Copy out each line in the material below that has the word "Sensors".

Provided data -
━━━━━━━━

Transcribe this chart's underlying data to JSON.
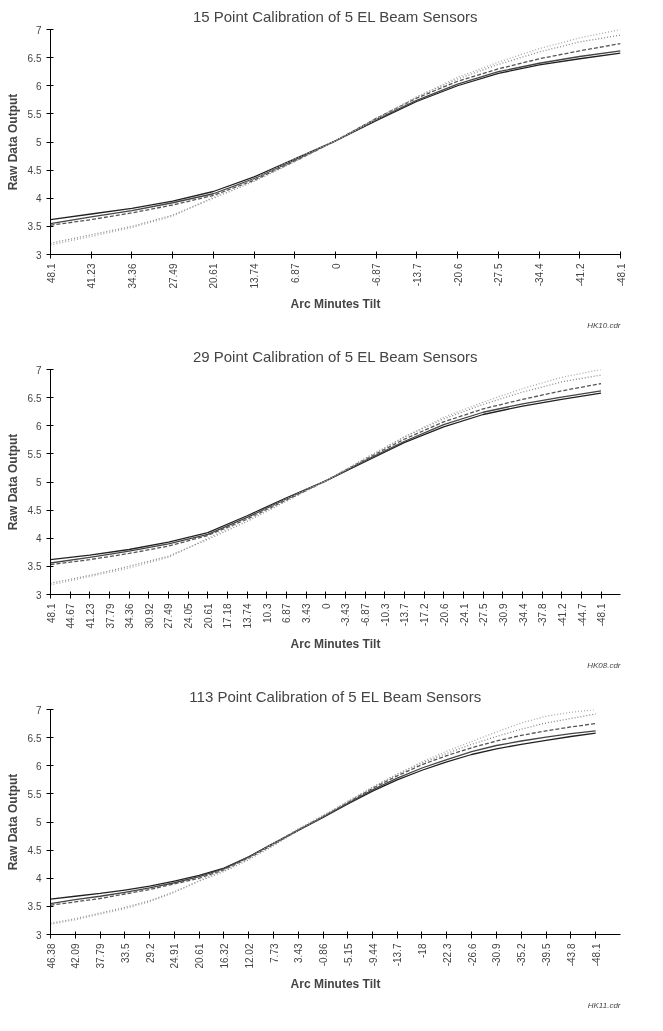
{
  "chart_data": [
    {
      "type": "line",
      "title": "15 Point Calibration of 5 EL Beam Sensors",
      "xlabel": "Arc Minutes Tilt",
      "ylabel": "Raw Data Output",
      "annotations": [
        "HK10.cdr"
      ],
      "x": [
        48.1,
        41.23,
        34.36,
        27.49,
        20.61,
        13.74,
        6.87,
        0,
        -6.87,
        -13.7,
        -20.6,
        -27.5,
        -34.4,
        -41.2,
        -48.1
      ],
      "xlim": [
        48.1,
        -48.1
      ],
      "xticks": [
        48.1,
        41.23,
        34.36,
        27.49,
        20.61,
        13.74,
        6.87,
        0,
        -6.87,
        -13.7,
        -20.6,
        -27.5,
        -34.4,
        -41.2,
        -48.1
      ],
      "ylim": [
        3,
        7
      ],
      "yticks": [
        3,
        3.5,
        4,
        4.5,
        5,
        5.5,
        6,
        6.5,
        7
      ],
      "grid": false,
      "series": [
        {
          "color": "#222222",
          "line_style": "solid",
          "values": [
            3.62,
            3.72,
            3.82,
            3.95,
            4.12,
            4.38,
            4.7,
            5.02,
            5.38,
            5.72,
            6.0,
            6.22,
            6.37,
            6.48,
            6.58
          ]
        },
        {
          "color": "#444444",
          "line_style": "solid",
          "values": [
            3.55,
            3.67,
            3.78,
            3.92,
            4.08,
            4.35,
            4.68,
            5.02,
            5.4,
            5.74,
            6.03,
            6.25,
            6.4,
            6.52,
            6.62
          ]
        },
        {
          "color": "#555555",
          "line_style": "dashed",
          "values": [
            3.52,
            3.62,
            3.74,
            3.88,
            4.05,
            4.32,
            4.66,
            5.02,
            5.42,
            5.78,
            6.08,
            6.3,
            6.48,
            6.62,
            6.75
          ]
        },
        {
          "color": "#888888",
          "line_style": "dotted",
          "values": [
            3.2,
            3.35,
            3.5,
            3.7,
            4.0,
            4.3,
            4.65,
            5.02,
            5.42,
            5.8,
            6.12,
            6.38,
            6.6,
            6.78,
            6.9
          ]
        },
        {
          "color": "#aaaaaa",
          "line_style": "dotted",
          "values": [
            3.17,
            3.32,
            3.48,
            3.68,
            4.02,
            4.35,
            4.7,
            5.02,
            5.4,
            5.8,
            6.15,
            6.42,
            6.66,
            6.85,
            7.0
          ]
        }
      ]
    },
    {
      "type": "line",
      "title": "29 Point Calibration of 5 EL Beam Sensors",
      "xlabel": "Arc Minutes Tilt",
      "ylabel": "Raw Data Output",
      "annotations": [
        "HK08.cdr"
      ],
      "x": [
        48.1,
        41.23,
        34.36,
        27.49,
        20.61,
        13.74,
        6.87,
        0,
        -6.87,
        -13.7,
        -20.6,
        -27.5,
        -34.4,
        -41.2,
        -48.1
      ],
      "xlim": [
        48.1,
        -51.5
      ],
      "xticks": [
        48.1,
        44.67,
        41.23,
        37.79,
        34.36,
        30.92,
        27.49,
        24.05,
        20.61,
        17.18,
        13.74,
        10.3,
        6.87,
        3.43,
        0,
        -3.43,
        -6.87,
        -10.3,
        -13.7,
        -17.2,
        -20.6,
        -24.1,
        -27.5,
        -30.9,
        -34.4,
        -37.8,
        -41.2,
        -44.7,
        -48.1
      ],
      "ylim": [
        3,
        7
      ],
      "yticks": [
        3,
        3.5,
        4,
        4.5,
        5,
        5.5,
        6,
        6.5,
        7
      ],
      "grid": false,
      "series": [
        {
          "color": "#222222",
          "line_style": "solid",
          "values": [
            3.62,
            3.7,
            3.8,
            3.93,
            4.1,
            4.4,
            4.72,
            5.02,
            5.36,
            5.7,
            5.98,
            6.2,
            6.35,
            6.47,
            6.58
          ]
        },
        {
          "color": "#444444",
          "line_style": "solid",
          "values": [
            3.56,
            3.66,
            3.77,
            3.9,
            4.07,
            4.37,
            4.7,
            5.02,
            5.38,
            5.72,
            6.02,
            6.24,
            6.39,
            6.51,
            6.62
          ]
        },
        {
          "color": "#555555",
          "line_style": "dashed",
          "values": [
            3.53,
            3.62,
            3.73,
            3.86,
            4.05,
            4.34,
            4.68,
            5.02,
            5.4,
            5.76,
            6.07,
            6.3,
            6.47,
            6.62,
            6.75
          ]
        },
        {
          "color": "#888888",
          "line_style": "dotted",
          "values": [
            3.2,
            3.34,
            3.5,
            3.68,
            3.98,
            4.3,
            4.66,
            5.02,
            5.42,
            5.8,
            6.12,
            6.38,
            6.6,
            6.78,
            6.9
          ]
        },
        {
          "color": "#aaaaaa",
          "line_style": "dotted",
          "values": [
            3.17,
            3.32,
            3.47,
            3.66,
            4.0,
            4.34,
            4.7,
            5.02,
            5.4,
            5.8,
            6.15,
            6.42,
            6.66,
            6.86,
            7.0
          ]
        }
      ]
    },
    {
      "type": "line",
      "title": "113 Point Calibration of 5 EL Beam Sensors",
      "xlabel": "Arc Minutes Tilt",
      "ylabel": "Raw Data Output",
      "annotations": [
        "HK11.cdr"
      ],
      "x": [
        46.38,
        42.09,
        37.79,
        33.5,
        29.2,
        24.91,
        20.61,
        16.32,
        12.02,
        7.73,
        3.43,
        -0.86,
        -5.15,
        -9.44,
        -13.7,
        -18,
        -22.3,
        -26.6,
        -30.9,
        -35.2,
        -39.5,
        -43.8,
        -48.1
      ],
      "xlim": [
        46.38,
        -52.4
      ],
      "xticks": [
        46.38,
        42.09,
        37.79,
        33.5,
        29.2,
        24.91,
        20.61,
        16.32,
        12.02,
        7.73,
        3.43,
        -0.86,
        -5.15,
        -9.44,
        -13.7,
        -18,
        -22.3,
        -26.6,
        -30.9,
        -35.2,
        -39.5,
        -43.8,
        -48.1
      ],
      "ylim": [
        3,
        7
      ],
      "yticks": [
        3,
        3.5,
        4,
        4.5,
        5,
        5.5,
        6,
        6.5,
        7
      ],
      "grid": false,
      "series": [
        {
          "color": "#222222",
          "line_style": "solid",
          "values": [
            3.63,
            3.68,
            3.73,
            3.79,
            3.86,
            3.95,
            4.05,
            4.18,
            4.38,
            4.62,
            4.85,
            5.08,
            5.32,
            5.55,
            5.75,
            5.92,
            6.07,
            6.2,
            6.3,
            6.38,
            6.45,
            6.52,
            6.58
          ]
        },
        {
          "color": "#444444",
          "line_style": "solid",
          "values": [
            3.55,
            3.62,
            3.68,
            3.75,
            3.83,
            3.92,
            4.03,
            4.17,
            4.38,
            4.62,
            4.86,
            5.09,
            5.33,
            5.57,
            5.78,
            5.96,
            6.11,
            6.25,
            6.36,
            6.44,
            6.51,
            6.57,
            6.62
          ]
        },
        {
          "color": "#555555",
          "line_style": "dashed",
          "values": [
            3.52,
            3.58,
            3.64,
            3.72,
            3.8,
            3.9,
            4.0,
            4.15,
            4.36,
            4.6,
            4.86,
            5.1,
            5.35,
            5.6,
            5.82,
            6.02,
            6.18,
            6.32,
            6.44,
            6.54,
            6.62,
            6.69,
            6.75
          ]
        },
        {
          "color": "#888888",
          "line_style": "dotted",
          "values": [
            3.2,
            3.28,
            3.38,
            3.48,
            3.6,
            3.76,
            3.95,
            4.12,
            4.33,
            4.58,
            4.85,
            5.1,
            5.36,
            5.62,
            5.85,
            6.05,
            6.22,
            6.38,
            6.52,
            6.65,
            6.76,
            6.84,
            6.92
          ]
        },
        {
          "color": "#aaaaaa",
          "line_style": "dotted",
          "values": [
            3.18,
            3.26,
            3.36,
            3.46,
            3.58,
            3.75,
            3.96,
            4.14,
            4.36,
            4.62,
            4.88,
            5.12,
            5.37,
            5.62,
            5.85,
            6.07,
            6.26,
            6.43,
            6.6,
            6.76,
            6.88,
            6.95,
            7.0
          ]
        }
      ]
    }
  ]
}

━━━━━━━━

Problem solution -
      "title": "15 Point Calibration of 5 EL Beam Sensors",
      "title": "29 Point Calibration of 5 EL Beam Sensors",
      "title": "113 Point Calibration of 5 EL Beam Sensors",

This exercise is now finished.